===== Records provided =====

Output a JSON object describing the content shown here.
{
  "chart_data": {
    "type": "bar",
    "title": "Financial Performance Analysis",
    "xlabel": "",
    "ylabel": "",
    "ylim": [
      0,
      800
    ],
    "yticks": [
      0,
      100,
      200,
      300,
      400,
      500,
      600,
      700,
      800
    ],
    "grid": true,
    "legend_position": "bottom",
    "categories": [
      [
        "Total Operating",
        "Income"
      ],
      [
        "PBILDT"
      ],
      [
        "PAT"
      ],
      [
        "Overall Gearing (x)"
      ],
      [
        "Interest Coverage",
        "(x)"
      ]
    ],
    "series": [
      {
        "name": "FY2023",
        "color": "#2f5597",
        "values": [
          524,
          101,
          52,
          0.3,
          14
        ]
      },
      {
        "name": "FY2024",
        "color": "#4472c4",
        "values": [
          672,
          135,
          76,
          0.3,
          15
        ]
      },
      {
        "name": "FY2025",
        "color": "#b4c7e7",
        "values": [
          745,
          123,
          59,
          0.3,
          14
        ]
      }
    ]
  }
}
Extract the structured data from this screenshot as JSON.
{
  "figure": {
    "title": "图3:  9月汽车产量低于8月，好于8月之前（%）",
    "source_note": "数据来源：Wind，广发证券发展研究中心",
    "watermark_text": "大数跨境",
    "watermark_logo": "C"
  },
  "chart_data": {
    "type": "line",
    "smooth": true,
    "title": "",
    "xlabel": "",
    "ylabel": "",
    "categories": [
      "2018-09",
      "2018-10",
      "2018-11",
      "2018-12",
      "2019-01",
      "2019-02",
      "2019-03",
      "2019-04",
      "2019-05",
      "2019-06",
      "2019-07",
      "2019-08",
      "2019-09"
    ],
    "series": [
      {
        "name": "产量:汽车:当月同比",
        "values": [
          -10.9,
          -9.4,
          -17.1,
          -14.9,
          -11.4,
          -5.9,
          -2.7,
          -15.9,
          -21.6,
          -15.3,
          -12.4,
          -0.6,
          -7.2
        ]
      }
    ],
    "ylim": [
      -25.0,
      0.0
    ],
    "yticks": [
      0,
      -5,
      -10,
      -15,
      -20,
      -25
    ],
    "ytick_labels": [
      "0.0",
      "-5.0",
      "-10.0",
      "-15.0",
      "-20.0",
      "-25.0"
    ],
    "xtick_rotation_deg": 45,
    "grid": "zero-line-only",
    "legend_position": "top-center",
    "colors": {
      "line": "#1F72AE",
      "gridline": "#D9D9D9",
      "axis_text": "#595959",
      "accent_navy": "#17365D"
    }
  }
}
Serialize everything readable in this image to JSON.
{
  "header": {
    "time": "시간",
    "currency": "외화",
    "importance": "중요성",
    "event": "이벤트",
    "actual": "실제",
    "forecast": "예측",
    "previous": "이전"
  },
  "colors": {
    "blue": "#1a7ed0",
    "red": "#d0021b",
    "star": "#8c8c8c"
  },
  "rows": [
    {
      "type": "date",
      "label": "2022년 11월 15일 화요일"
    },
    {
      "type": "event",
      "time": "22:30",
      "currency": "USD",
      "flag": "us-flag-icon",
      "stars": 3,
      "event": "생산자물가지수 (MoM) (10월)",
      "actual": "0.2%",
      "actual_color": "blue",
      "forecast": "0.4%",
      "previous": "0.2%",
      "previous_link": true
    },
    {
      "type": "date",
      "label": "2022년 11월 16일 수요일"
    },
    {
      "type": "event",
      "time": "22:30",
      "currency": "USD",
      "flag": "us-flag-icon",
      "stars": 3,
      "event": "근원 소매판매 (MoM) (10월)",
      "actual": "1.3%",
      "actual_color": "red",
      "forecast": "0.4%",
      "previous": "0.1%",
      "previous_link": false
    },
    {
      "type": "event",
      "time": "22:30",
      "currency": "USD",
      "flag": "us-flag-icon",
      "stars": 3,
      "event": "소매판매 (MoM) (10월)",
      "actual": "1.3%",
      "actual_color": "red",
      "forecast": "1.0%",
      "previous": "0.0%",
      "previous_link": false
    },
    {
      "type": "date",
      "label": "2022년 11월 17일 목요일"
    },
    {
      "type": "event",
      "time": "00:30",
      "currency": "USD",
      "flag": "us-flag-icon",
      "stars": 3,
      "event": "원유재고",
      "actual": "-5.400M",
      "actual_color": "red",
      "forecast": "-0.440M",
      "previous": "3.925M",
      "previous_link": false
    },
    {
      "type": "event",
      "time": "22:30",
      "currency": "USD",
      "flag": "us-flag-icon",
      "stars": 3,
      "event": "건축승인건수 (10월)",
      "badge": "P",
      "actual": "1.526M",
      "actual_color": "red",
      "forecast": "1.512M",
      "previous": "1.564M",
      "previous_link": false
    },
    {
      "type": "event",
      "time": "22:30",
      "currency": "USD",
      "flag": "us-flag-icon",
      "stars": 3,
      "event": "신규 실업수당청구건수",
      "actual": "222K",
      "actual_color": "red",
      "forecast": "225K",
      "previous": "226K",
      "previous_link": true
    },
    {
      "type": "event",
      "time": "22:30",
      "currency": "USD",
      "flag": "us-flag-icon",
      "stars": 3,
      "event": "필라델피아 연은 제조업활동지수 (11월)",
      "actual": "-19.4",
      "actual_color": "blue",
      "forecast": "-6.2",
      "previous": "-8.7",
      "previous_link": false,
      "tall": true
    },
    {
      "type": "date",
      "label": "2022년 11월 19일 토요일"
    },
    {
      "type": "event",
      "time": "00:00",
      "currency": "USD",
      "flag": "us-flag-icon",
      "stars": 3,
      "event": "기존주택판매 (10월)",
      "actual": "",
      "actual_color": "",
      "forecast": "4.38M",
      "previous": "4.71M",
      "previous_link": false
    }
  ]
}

=====

» What you will do
Return all of the above records exactly, leaving no line out.

» The completed task
Output a JSON object describing the content shown here.
{
  "chart_data": {
    "type": "bar",
    "title": "Financial Performance Analysis",
    "xlabel": "",
    "ylabel": "",
    "ylim": [
      0,
      800
    ],
    "yticks": [
      0,
      100,
      200,
      300,
      400,
      500,
      600,
      700,
      800
    ],
    "grid": true,
    "legend_position": "bottom",
    "categories": [
      [
        "Total Operating",
        "Income"
      ],
      [
        "PBILDT"
      ],
      [
        "PAT"
      ],
      [
        "Overall Gearing (x)"
      ],
      [
        "Interest Coverage",
        "(x)"
      ]
    ],
    "series": [
      {
        "name": "FY2023",
        "color": "#2f5597",
        "values": [
          524,
          101,
          52,
          0.3,
          14
        ]
      },
      {
        "name": "FY2024",
        "color": "#4472c4",
        "values": [
          672,
          135,
          76,
          0.3,
          15
        ]
      },
      {
        "name": "FY2025",
        "color": "#b4c7e7",
        "values": [
          745,
          123,
          59,
          0.3,
          14
        ]
      }
    ]
  }
}
Extract the structured data from this screenshot as JSON.
{
  "figure": {
    "title": "图3:  9月汽车产量低于8月，好于8月之前（%）",
    "source_note": "数据来源：Wind，广发证券发展研究中心",
    "watermark_text": "大数跨境",
    "watermark_logo": "C"
  },
  "chart_data": {
    "type": "line",
    "smooth": true,
    "title": "",
    "xlabel": "",
    "ylabel": "",
    "categories": [
      "2018-09",
      "2018-10",
      "2018-11",
      "2018-12",
      "2019-01",
      "2019-02",
      "2019-03",
      "2019-04",
      "2019-05",
      "2019-06",
      "2019-07",
      "2019-08",
      "2019-09"
    ],
    "series": [
      {
        "name": "产量:汽车:当月同比",
        "values": [
          -10.9,
          -9.4,
          -17.1,
          -14.9,
          -11.4,
          -5.9,
          -2.7,
          -15.9,
          -21.6,
          -15.3,
          -12.4,
          -0.6,
          -7.2
        ]
      }
    ],
    "ylim": [
      -25.0,
      0.0
    ],
    "yticks": [
      0,
      -5,
      -10,
      -15,
      -20,
      -25
    ],
    "ytick_labels": [
      "0.0",
      "-5.0",
      "-10.0",
      "-15.0",
      "-20.0",
      "-25.0"
    ],
    "xtick_rotation_deg": 45,
    "grid": "zero-line-only",
    "legend_position": "top-center",
    "colors": {
      "line": "#1F72AE",
      "gridline": "#D9D9D9",
      "axis_text": "#595959",
      "accent_navy": "#17365D"
    }
  }
}
Serialize everything readable in this image to JSON.
{
  "header": {
    "time": "시간",
    "currency": "외화",
    "importance": "중요성",
    "event": "이벤트",
    "actual": "실제",
    "forecast": "예측",
    "previous": "이전"
  },
  "colors": {
    "blue": "#1a7ed0",
    "red": "#d0021b",
    "star": "#8c8c8c"
  },
  "rows": [
    {
      "type": "date",
      "label": "2022년 11월 15일 화요일"
    },
    {
      "type": "event",
      "time": "22:30",
      "currency": "USD",
      "flag": "us-flag-icon",
      "stars": 3,
      "event": "생산자물가지수 (MoM) (10월)",
      "actual": "0.2%",
      "actual_color": "blue",
      "forecast": "0.4%",
      "previous": "0.2%",
      "previous_link": true
    },
    {
      "type": "date",
      "label": "2022년 11월 16일 수요일"
    },
    {
      "type": "event",
      "time": "22:30",
      "currency": "USD",
      "flag": "us-flag-icon",
      "stars": 3,
      "event": "근원 소매판매 (MoM) (10월)",
      "actual": "1.3%",
      "actual_color": "red",
      "forecast": "0.4%",
      "previous": "0.1%",
      "previous_link": false
    },
    {
      "type": "event",
      "time": "22:30",
      "currency": "USD",
      "flag": "us-flag-icon",
      "stars": 3,
      "event": "소매판매 (MoM) (10월)",
      "actual": "1.3%",
      "actual_color": "red",
      "forecast": "1.0%",
      "previous": "0.0%",
      "previous_link": false
    },
    {
      "type": "date",
      "label": "2022년 11월 17일 목요일"
    },
    {
      "type": "event",
      "time": "00:30",
      "currency": "USD",
      "flag": "us-flag-icon",
      "stars": 3,
      "event": "원유재고",
      "actual": "-5.400M",
      "actual_color": "red",
      "forecast": "-0.440M",
      "previous": "3.925M",
      "previous_link": false
    },
    {
      "type": "event",
      "time": "22:30",
      "currency": "USD",
      "flag": "us-flag-icon",
      "stars": 3,
      "event": "건축승인건수 (10월)",
      "badge": "P",
      "actual": "1.526M",
      "actual_color": "red",
      "forecast": "1.512M",
      "previous": "1.564M",
      "previous_link": false
    },
    {
      "type": "event",
      "time": "22:30",
      "currency": "USD",
      "flag": "us-flag-icon",
      "stars": 3,
      "event": "신규 실업수당청구건수",
      "actual": "222K",
      "actual_color": "red",
      "forecast": "225K",
      "previous": "226K",
      "previous_link": true
    },
    {
      "type": "event",
      "time": "22:30",
      "currency": "USD",
      "flag": "us-flag-icon",
      "stars": 3,
      "event": "필라델피아 연은 제조업활동지수 (11월)",
      "actual": "-19.4",
      "actual_color": "blue",
      "forecast": "-6.2",
      "previous": "-8.7",
      "previous_link": false,
      "tall": true
    },
    {
      "type": "date",
      "label": "2022년 11월 19일 토요일"
    },
    {
      "type": "event",
      "time": "00:00",
      "currency": "USD",
      "flag": "us-flag-icon",
      "stars": 3,
      "event": "기존주택판매 (10월)",
      "actual": "",
      "actual_color": "",
      "forecast": "4.38M",
      "previous": "4.71M",
      "previous_link": false
    }
  ]
}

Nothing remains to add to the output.